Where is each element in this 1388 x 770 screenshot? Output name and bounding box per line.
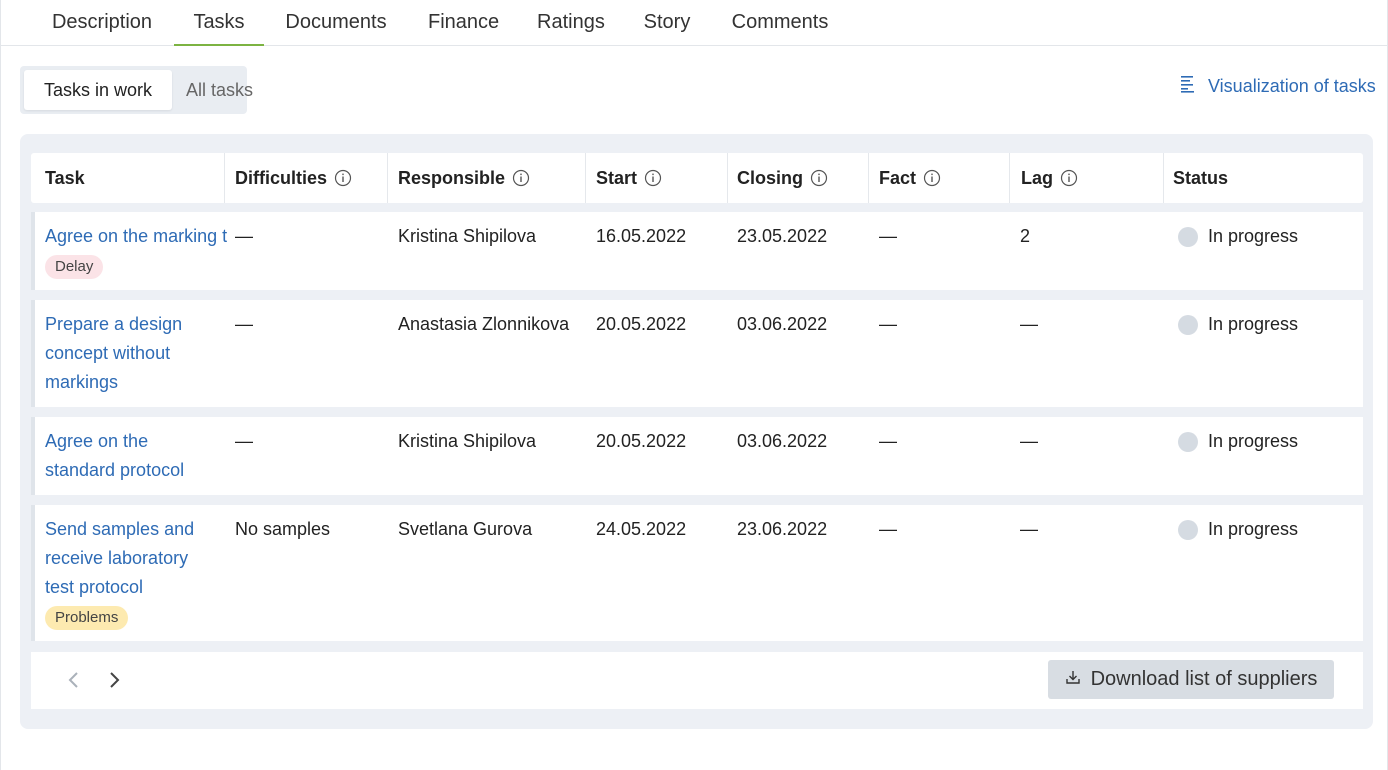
download-suppliers-button[interactable]: Download list of suppliers bbox=[1048, 660, 1334, 699]
start-cell: 20.05.2022 bbox=[596, 314, 687, 334]
column-header-start: Start bbox=[596, 153, 662, 203]
column-header-lag: Lag bbox=[1021, 153, 1078, 203]
tab-description[interactable]: Description bbox=[50, 0, 154, 46]
status-cell: In progress bbox=[1178, 427, 1298, 456]
tab-comments[interactable]: Comments bbox=[730, 0, 830, 46]
status-dot-icon bbox=[1178, 226, 1198, 247]
column-header-responsible: Responsible bbox=[398, 153, 530, 203]
start-cell: 24.05.2022 bbox=[596, 519, 687, 539]
fact-cell: — bbox=[879, 431, 897, 451]
column-header-task: Task bbox=[45, 168, 85, 188]
column-header-closing: Closing bbox=[737, 153, 828, 203]
tab-documents[interactable]: Documents bbox=[284, 0, 388, 46]
status-dot-icon bbox=[1178, 519, 1198, 540]
closing-cell: 03.06.2022 bbox=[737, 431, 828, 451]
info-icon[interactable] bbox=[923, 169, 941, 187]
fact-cell: — bbox=[879, 226, 897, 246]
visualization-link[interactable]: Visualization of tasks bbox=[1180, 72, 1376, 100]
table-row[interactable]: Agree on the standard protocol — Kristin… bbox=[31, 417, 1363, 495]
info-icon[interactable] bbox=[644, 169, 662, 187]
difficulties-cell: No samples bbox=[235, 519, 331, 539]
info-icon[interactable] bbox=[1060, 169, 1078, 187]
responsible-cell: Kristina Shipilova bbox=[398, 431, 537, 451]
status-dot-icon bbox=[1178, 431, 1198, 452]
table-footer: Download list of suppliers bbox=[31, 652, 1363, 709]
responsible-cell: Anastasia Zlonnikova bbox=[398, 314, 570, 334]
table-row[interactable]: Prepare a design concept without marking… bbox=[31, 300, 1363, 407]
lag-cell: — bbox=[1020, 519, 1038, 539]
status-cell: In progress bbox=[1178, 310, 1298, 339]
download-icon bbox=[1065, 668, 1091, 691]
column-header-status: Status bbox=[1173, 168, 1229, 188]
responsible-cell: Kristina Shipilova bbox=[398, 226, 537, 246]
chevron-left-icon[interactable] bbox=[62, 668, 86, 692]
list-lines-icon bbox=[1180, 75, 1208, 98]
status-cell: In progress bbox=[1178, 222, 1298, 251]
visualization-link-label: Visualization of tasks bbox=[1208, 75, 1376, 96]
all-tasks-button[interactable]: All tasks bbox=[172, 70, 267, 110]
delay-badge: Delay bbox=[45, 255, 104, 279]
start-cell: 16.05.2022 bbox=[596, 226, 687, 246]
tab-story[interactable]: Story bbox=[643, 0, 691, 46]
lag-cell: 2 bbox=[1020, 226, 1031, 246]
tab-tasks[interactable]: Tasks bbox=[174, 0, 264, 46]
status-dot-icon bbox=[1178, 314, 1198, 335]
closing-cell: 23.06.2022 bbox=[737, 519, 828, 539]
tasks-in-work-button[interactable]: Tasks in work bbox=[24, 70, 172, 110]
task-link[interactable]: Prepare a design concept without marking… bbox=[45, 310, 182, 397]
table-header: Task Difficulties Responsible Start Clos… bbox=[31, 153, 1363, 203]
tab-bar: Description Tasks Documents Finance Rati… bbox=[0, 0, 1388, 46]
info-icon[interactable] bbox=[810, 169, 828, 187]
task-link[interactable]: Agree on the standard protocol bbox=[45, 427, 184, 485]
difficulties-cell: — bbox=[235, 314, 253, 334]
difficulties-cell: — bbox=[235, 431, 253, 451]
info-icon[interactable] bbox=[334, 169, 352, 187]
table-row[interactable]: Send samples and receive laboratory test… bbox=[31, 505, 1363, 641]
status-cell: In progress bbox=[1178, 515, 1298, 544]
closing-cell: 23.05.2022 bbox=[737, 226, 828, 246]
column-header-fact: Fact bbox=[879, 153, 941, 203]
responsible-cell: Svetlana Gurova bbox=[398, 519, 533, 539]
tab-ratings[interactable]: Ratings bbox=[537, 0, 605, 46]
problems-badge: Problems bbox=[45, 606, 129, 630]
chevron-right-icon[interactable] bbox=[102, 668, 126, 692]
task-filter-toggle: Tasks in work All tasks bbox=[20, 66, 253, 114]
column-header-difficulties: Difficulties bbox=[235, 153, 352, 203]
fact-cell: — bbox=[879, 519, 897, 539]
task-link[interactable]: Send samples and receive laboratory test… bbox=[45, 515, 194, 602]
download-button-label: Download list of suppliers bbox=[1090, 668, 1318, 690]
lag-cell: — bbox=[1020, 314, 1038, 334]
difficulties-cell: — bbox=[235, 226, 253, 246]
closing-cell: 03.06.2022 bbox=[737, 314, 828, 334]
fact-cell: — bbox=[879, 314, 897, 334]
task-link[interactable]: Agree on the marking t bbox=[45, 222, 227, 251]
start-cell: 20.05.2022 bbox=[596, 431, 687, 451]
table-row[interactable]: Agree on the marking t Delay — Kristina … bbox=[31, 212, 1363, 290]
info-icon[interactable] bbox=[512, 169, 530, 187]
lag-cell: — bbox=[1020, 431, 1038, 451]
tab-finance[interactable]: Finance bbox=[428, 0, 499, 46]
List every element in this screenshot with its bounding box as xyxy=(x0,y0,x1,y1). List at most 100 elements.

**What is asked:** Can you convert every line of the records above into a Markdown table with the columns Row and Line, numbering each row and skipping blank lines? Leave the pictures out.

**Expected output:**
| Row | Line |
|---|---|
| 1 | Where is each element in this 1388 x 770 screenshot? Output name and bounding box per line. |
| 2 | download-suppliers-button[interactable]: Download list of suppliers bbox=[1048, 660, 1334, 699] |
| 3 | start-cell: 20.05.2022 bbox=[596, 314, 687, 334] |
| 4 | column-header-start: Start bbox=[596, 153, 662, 203] |
| 5 | column-header-lag: Lag bbox=[1021, 153, 1078, 203] |
| 6 | tab-description[interactable]: Description bbox=[50, 0, 154, 46] |
| 7 | status-cell: In progress bbox=[1178, 427, 1298, 456] |
| 8 | tab-comments[interactable]: Comments bbox=[730, 0, 830, 46] |
| 9 | status-dot-icon bbox=[1178, 226, 1198, 247] |
| 10 | column-header-responsible: Responsible bbox=[398, 153, 530, 203] |
| 11 | start-cell: 24.05.2022 bbox=[596, 519, 687, 539] |
| 12 | fact-cell: — bbox=[879, 431, 897, 451] |
| 13 | column-header-task: Task bbox=[45, 168, 85, 188] |
| 14 | column-header-closing: Closing bbox=[737, 153, 828, 203] |
| 15 | tab-documents[interactable]: Documents bbox=[284, 0, 388, 46] |
| 16 | status-dot-icon bbox=[1178, 519, 1198, 540] |
| 17 | closing-cell: 03.06.2022 bbox=[737, 431, 828, 451] |
| 18 | info-icon[interactable] bbox=[923, 169, 941, 187] |
| 19 | fact-cell: — bbox=[879, 226, 897, 246] |
| 20 | visualization-link[interactable]: Visualization of tasks bbox=[1180, 72, 1376, 100] |
| 21 | table-row[interactable]: Agree on the standard protocol — Kristin… bbox=[31, 417, 1363, 495] |
| 22 | info-icon[interactable] bbox=[644, 169, 662, 187] |
| 23 | difficulties-cell: No samples bbox=[235, 519, 331, 539] |
| 24 | info-icon[interactable] bbox=[1060, 169, 1078, 187] |
| 25 | responsible-cell: Kristina Shipilova bbox=[398, 431, 537, 451] |
| 26 | status-dot-icon bbox=[1178, 431, 1198, 452] |
| 27 | table-footer: Download list of suppliers bbox=[31, 652, 1363, 709] |
| 28 | responsible-cell: Anastasia Zlonnikova bbox=[398, 314, 570, 334] |
| 29 | table-row[interactable]: Prepare a design concept without marking… bbox=[31, 300, 1363, 407] |
| 30 | lag-cell: — bbox=[1020, 519, 1038, 539] |
| 31 | status-cell: In progress bbox=[1178, 310, 1298, 339] |
| 32 | download-icon bbox=[1065, 668, 1091, 691] |
| 33 | column-header-status: Status bbox=[1173, 168, 1229, 188] |
| 34 | responsible-cell: Kristina Shipilova bbox=[398, 226, 537, 246] |
| 35 | chevron-left-icon[interactable] bbox=[62, 668, 86, 692] |
| 36 | list-lines-icon bbox=[1180, 75, 1208, 98] |
| 37 | status-cell: In progress bbox=[1178, 222, 1298, 251] |
| 38 | visualization-link-label: Visualization of tasks bbox=[1208, 75, 1376, 96] |
| 39 | all-tasks-button[interactable]: All tasks bbox=[172, 70, 267, 110] |
| 40 | delay-badge: Delay bbox=[45, 255, 104, 279] |
| 41 | start-cell: 16.05.2022 bbox=[596, 226, 687, 246] |
| 42 | tab-story[interactable]: Story bbox=[643, 0, 691, 46] |
| 43 | lag-cell: 2 bbox=[1020, 226, 1031, 246] |
| 44 | tab-tasks[interactable]: Tasks bbox=[174, 0, 264, 46] |
| 45 | status-dot-icon bbox=[1178, 314, 1198, 335] |
| 46 | closing-cell: 23.06.2022 bbox=[737, 519, 828, 539] |
| 47 | tasks-in-work-button[interactable]: Tasks in work bbox=[24, 70, 172, 110] |
| 48 | task-link[interactable]: Prepare a design concept without marking… bbox=[45, 310, 182, 397] |
| 49 | table-header: Task Difficulties Responsible Start Clos… bbox=[31, 153, 1363, 203] |
| 50 | tab-bar: Description Tasks Documents Finance Rati… bbox=[0, 0, 1388, 46] |
| 51 | info-icon[interactable] bbox=[810, 169, 828, 187] |
| 52 | task-link[interactable]: Agree on the standard protocol bbox=[45, 427, 184, 485] |
| 53 | difficulties-cell: — bbox=[235, 314, 253, 334] |
| 54 | difficulties-cell: — bbox=[235, 431, 253, 451] |
| 55 | info-icon[interactable] bbox=[334, 169, 352, 187] |
| 56 | table-row[interactable]: Send samples and receive laboratory test… bbox=[31, 505, 1363, 641] |
| 57 | status-cell: In progress bbox=[1178, 515, 1298, 544] |
| 58 | closing-cell: 23.05.2022 bbox=[737, 226, 828, 246] |
| 59 | column-header-fact: Fact bbox=[879, 153, 941, 203] |
| 60 | responsible-cell: Svetlana Gurova bbox=[398, 519, 533, 539] |
| 61 | tab-ratings[interactable]: Ratings bbox=[537, 0, 605, 46] |
| 62 | problems-badge: Problems bbox=[45, 606, 129, 630] |
| 63 | chevron-right-icon[interactable] bbox=[102, 668, 126, 692] |
| 64 | task-filter-toggle: Tasks in work All tasks bbox=[20, 66, 253, 114] |
| 65 | column-header-difficulties: Difficulties bbox=[235, 153, 352, 203] |
| 66 | fact-cell: — bbox=[879, 519, 897, 539] |
| 67 | task-link[interactable]: Send samples and receive laboratory test… bbox=[45, 515, 194, 602] |
| 68 | download-button-label: Download list of suppliers bbox=[1090, 668, 1318, 690] |
| 69 | lag-cell: — bbox=[1020, 314, 1038, 334] |
| 70 | difficulties-cell: — bbox=[235, 226, 253, 246] |
| 71 | closing-cell: 03.06.2022 bbox=[737, 314, 828, 334] |
| 72 | fact-cell: — bbox=[879, 314, 897, 334] |
| 73 | task-link[interactable]: Agree on the marking t bbox=[45, 222, 227, 251] |
| 74 | start-cell: 20.05.2022 bbox=[596, 431, 687, 451] |
| 75 | table-row[interactable]: Agree on the marking t Delay — Kristina … bbox=[31, 212, 1363, 290] |
| 76 | info-icon[interactable] bbox=[512, 169, 530, 187] |
| 77 | lag-cell: — bbox=[1020, 431, 1038, 451] |
| 78 | tab-finance[interactable]: Finance bbox=[428, 0, 499, 46] |
| 79 | List every element in this screenshot with its bounding box as xyxy=(x0,y0,x1,y1). List at most 100 elements. |